-------- Records for the exercise

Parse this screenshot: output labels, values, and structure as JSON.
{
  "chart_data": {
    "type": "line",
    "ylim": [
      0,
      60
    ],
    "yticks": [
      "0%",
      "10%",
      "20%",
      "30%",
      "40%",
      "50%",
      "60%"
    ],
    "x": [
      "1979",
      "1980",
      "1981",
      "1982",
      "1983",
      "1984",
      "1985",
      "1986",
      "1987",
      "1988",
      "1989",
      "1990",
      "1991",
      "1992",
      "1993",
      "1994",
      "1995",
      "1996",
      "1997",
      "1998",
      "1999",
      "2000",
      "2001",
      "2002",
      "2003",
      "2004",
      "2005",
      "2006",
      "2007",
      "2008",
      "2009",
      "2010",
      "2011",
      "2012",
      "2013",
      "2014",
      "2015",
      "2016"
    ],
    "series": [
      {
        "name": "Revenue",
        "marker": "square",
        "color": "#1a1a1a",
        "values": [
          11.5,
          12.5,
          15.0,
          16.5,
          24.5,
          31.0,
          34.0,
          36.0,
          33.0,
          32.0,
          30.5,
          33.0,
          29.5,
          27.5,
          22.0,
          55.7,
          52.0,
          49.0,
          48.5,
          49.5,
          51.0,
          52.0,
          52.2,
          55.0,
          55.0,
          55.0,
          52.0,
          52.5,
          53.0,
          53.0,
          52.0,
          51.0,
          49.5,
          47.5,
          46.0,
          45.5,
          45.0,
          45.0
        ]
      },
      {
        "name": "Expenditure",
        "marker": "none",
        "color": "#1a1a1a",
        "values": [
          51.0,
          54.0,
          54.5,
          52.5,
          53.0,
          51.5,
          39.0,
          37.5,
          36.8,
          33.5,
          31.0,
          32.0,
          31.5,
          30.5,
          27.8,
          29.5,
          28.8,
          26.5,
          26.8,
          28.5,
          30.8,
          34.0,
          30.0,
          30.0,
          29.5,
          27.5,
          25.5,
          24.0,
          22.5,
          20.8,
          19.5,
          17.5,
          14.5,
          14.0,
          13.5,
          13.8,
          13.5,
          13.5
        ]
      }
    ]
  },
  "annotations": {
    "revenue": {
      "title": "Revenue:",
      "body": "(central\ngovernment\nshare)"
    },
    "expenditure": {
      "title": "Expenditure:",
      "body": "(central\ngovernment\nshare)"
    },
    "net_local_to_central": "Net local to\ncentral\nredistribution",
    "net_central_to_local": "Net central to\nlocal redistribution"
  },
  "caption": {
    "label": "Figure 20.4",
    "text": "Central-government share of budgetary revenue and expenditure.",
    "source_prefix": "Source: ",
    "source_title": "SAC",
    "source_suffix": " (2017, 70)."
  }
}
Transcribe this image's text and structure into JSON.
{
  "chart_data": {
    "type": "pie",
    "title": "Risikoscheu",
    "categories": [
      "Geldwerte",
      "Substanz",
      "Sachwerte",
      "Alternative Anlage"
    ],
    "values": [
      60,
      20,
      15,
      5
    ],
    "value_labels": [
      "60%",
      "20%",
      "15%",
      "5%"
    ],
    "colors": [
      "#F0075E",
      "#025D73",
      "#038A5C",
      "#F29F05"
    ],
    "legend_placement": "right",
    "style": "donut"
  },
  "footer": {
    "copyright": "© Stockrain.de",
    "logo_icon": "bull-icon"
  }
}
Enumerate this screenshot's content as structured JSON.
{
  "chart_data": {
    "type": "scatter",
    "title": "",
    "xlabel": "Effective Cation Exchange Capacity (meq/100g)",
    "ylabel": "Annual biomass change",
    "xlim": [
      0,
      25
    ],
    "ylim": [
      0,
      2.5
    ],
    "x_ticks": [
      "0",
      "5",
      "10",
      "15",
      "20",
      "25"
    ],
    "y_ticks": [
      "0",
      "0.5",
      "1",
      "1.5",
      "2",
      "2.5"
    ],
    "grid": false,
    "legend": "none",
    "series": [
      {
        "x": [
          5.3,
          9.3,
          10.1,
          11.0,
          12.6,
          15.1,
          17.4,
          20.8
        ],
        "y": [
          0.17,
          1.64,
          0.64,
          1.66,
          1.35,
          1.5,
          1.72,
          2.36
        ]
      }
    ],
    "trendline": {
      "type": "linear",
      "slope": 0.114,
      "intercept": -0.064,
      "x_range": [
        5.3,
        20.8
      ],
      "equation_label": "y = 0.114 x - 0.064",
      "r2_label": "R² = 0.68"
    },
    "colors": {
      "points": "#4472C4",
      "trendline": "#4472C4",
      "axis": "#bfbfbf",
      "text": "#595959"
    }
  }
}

----------------

Reproduce all of the data exactly as given.

● **Response**:
Parse this screenshot: output labels, values, and structure as JSON.
{
  "chart_data": {
    "type": "line",
    "ylim": [
      0,
      60
    ],
    "yticks": [
      "0%",
      "10%",
      "20%",
      "30%",
      "40%",
      "50%",
      "60%"
    ],
    "x": [
      "1979",
      "1980",
      "1981",
      "1982",
      "1983",
      "1984",
      "1985",
      "1986",
      "1987",
      "1988",
      "1989",
      "1990",
      "1991",
      "1992",
      "1993",
      "1994",
      "1995",
      "1996",
      "1997",
      "1998",
      "1999",
      "2000",
      "2001",
      "2002",
      "2003",
      "2004",
      "2005",
      "2006",
      "2007",
      "2008",
      "2009",
      "2010",
      "2011",
      "2012",
      "2013",
      "2014",
      "2015",
      "2016"
    ],
    "series": [
      {
        "name": "Revenue",
        "marker": "square",
        "color": "#1a1a1a",
        "values": [
          11.5,
          12.5,
          15.0,
          16.5,
          24.5,
          31.0,
          34.0,
          36.0,
          33.0,
          32.0,
          30.5,
          33.0,
          29.5,
          27.5,
          22.0,
          55.7,
          52.0,
          49.0,
          48.5,
          49.5,
          51.0,
          52.0,
          52.2,
          55.0,
          55.0,
          55.0,
          52.0,
          52.5,
          53.0,
          53.0,
          52.0,
          51.0,
          49.5,
          47.5,
          46.0,
          45.5,
          45.0,
          45.0
        ]
      },
      {
        "name": "Expenditure",
        "marker": "none",
        "color": "#1a1a1a",
        "values": [
          51.0,
          54.0,
          54.5,
          52.5,
          53.0,
          51.5,
          39.0,
          37.5,
          36.8,
          33.5,
          31.0,
          32.0,
          31.5,
          30.5,
          27.8,
          29.5,
          28.8,
          26.5,
          26.8,
          28.5,
          30.8,
          34.0,
          30.0,
          30.0,
          29.5,
          27.5,
          25.5,
          24.0,
          22.5,
          20.8,
          19.5,
          17.5,
          14.5,
          14.0,
          13.5,
          13.8,
          13.5,
          13.5
        ]
      }
    ]
  },
  "annotations": {
    "revenue": {
      "title": "Revenue:",
      "body": "(central\ngovernment\nshare)"
    },
    "expenditure": {
      "title": "Expenditure:",
      "body": "(central\ngovernment\nshare)"
    },
    "net_local_to_central": "Net local to\ncentral\nredistribution",
    "net_central_to_local": "Net central to\nlocal redistribution"
  },
  "caption": {
    "label": "Figure 20.4",
    "text": "Central-government share of budgetary revenue and expenditure.",
    "source_prefix": "Source: ",
    "source_title": "SAC",
    "source_suffix": " (2017, 70)."
  }
}
Transcribe this image's text and structure into JSON.
{
  "chart_data": {
    "type": "pie",
    "title": "Risikoscheu",
    "categories": [
      "Geldwerte",
      "Substanz",
      "Sachwerte",
      "Alternative Anlage"
    ],
    "values": [
      60,
      20,
      15,
      5
    ],
    "value_labels": [
      "60%",
      "20%",
      "15%",
      "5%"
    ],
    "colors": [
      "#F0075E",
      "#025D73",
      "#038A5C",
      "#F29F05"
    ],
    "legend_placement": "right",
    "style": "donut"
  },
  "footer": {
    "copyright": "© Stockrain.de",
    "logo_icon": "bull-icon"
  }
}
Enumerate this screenshot's content as structured JSON.
{
  "chart_data": {
    "type": "scatter",
    "title": "",
    "xlabel": "Effective Cation Exchange Capacity (meq/100g)",
    "ylabel": "Annual biomass change",
    "xlim": [
      0,
      25
    ],
    "ylim": [
      0,
      2.5
    ],
    "x_ticks": [
      "0",
      "5",
      "10",
      "15",
      "20",
      "25"
    ],
    "y_ticks": [
      "0",
      "0.5",
      "1",
      "1.5",
      "2",
      "2.5"
    ],
    "grid": false,
    "legend": "none",
    "series": [
      {
        "x": [
          5.3,
          9.3,
          10.1,
          11.0,
          12.6,
          15.1,
          17.4,
          20.8
        ],
        "y": [
          0.17,
          1.64,
          0.64,
          1.66,
          1.35,
          1.5,
          1.72,
          2.36
        ]
      }
    ],
    "trendline": {
      "type": "linear",
      "slope": 0.114,
      "intercept": -0.064,
      "x_range": [
        5.3,
        20.8
      ],
      "equation_label": "y = 0.114 x - 0.064",
      "r2_label": "R² = 0.68"
    },
    "colors": {
      "points": "#4472C4",
      "trendline": "#4472C4",
      "axis": "#bfbfbf",
      "text": "#595959"
    }
  }
}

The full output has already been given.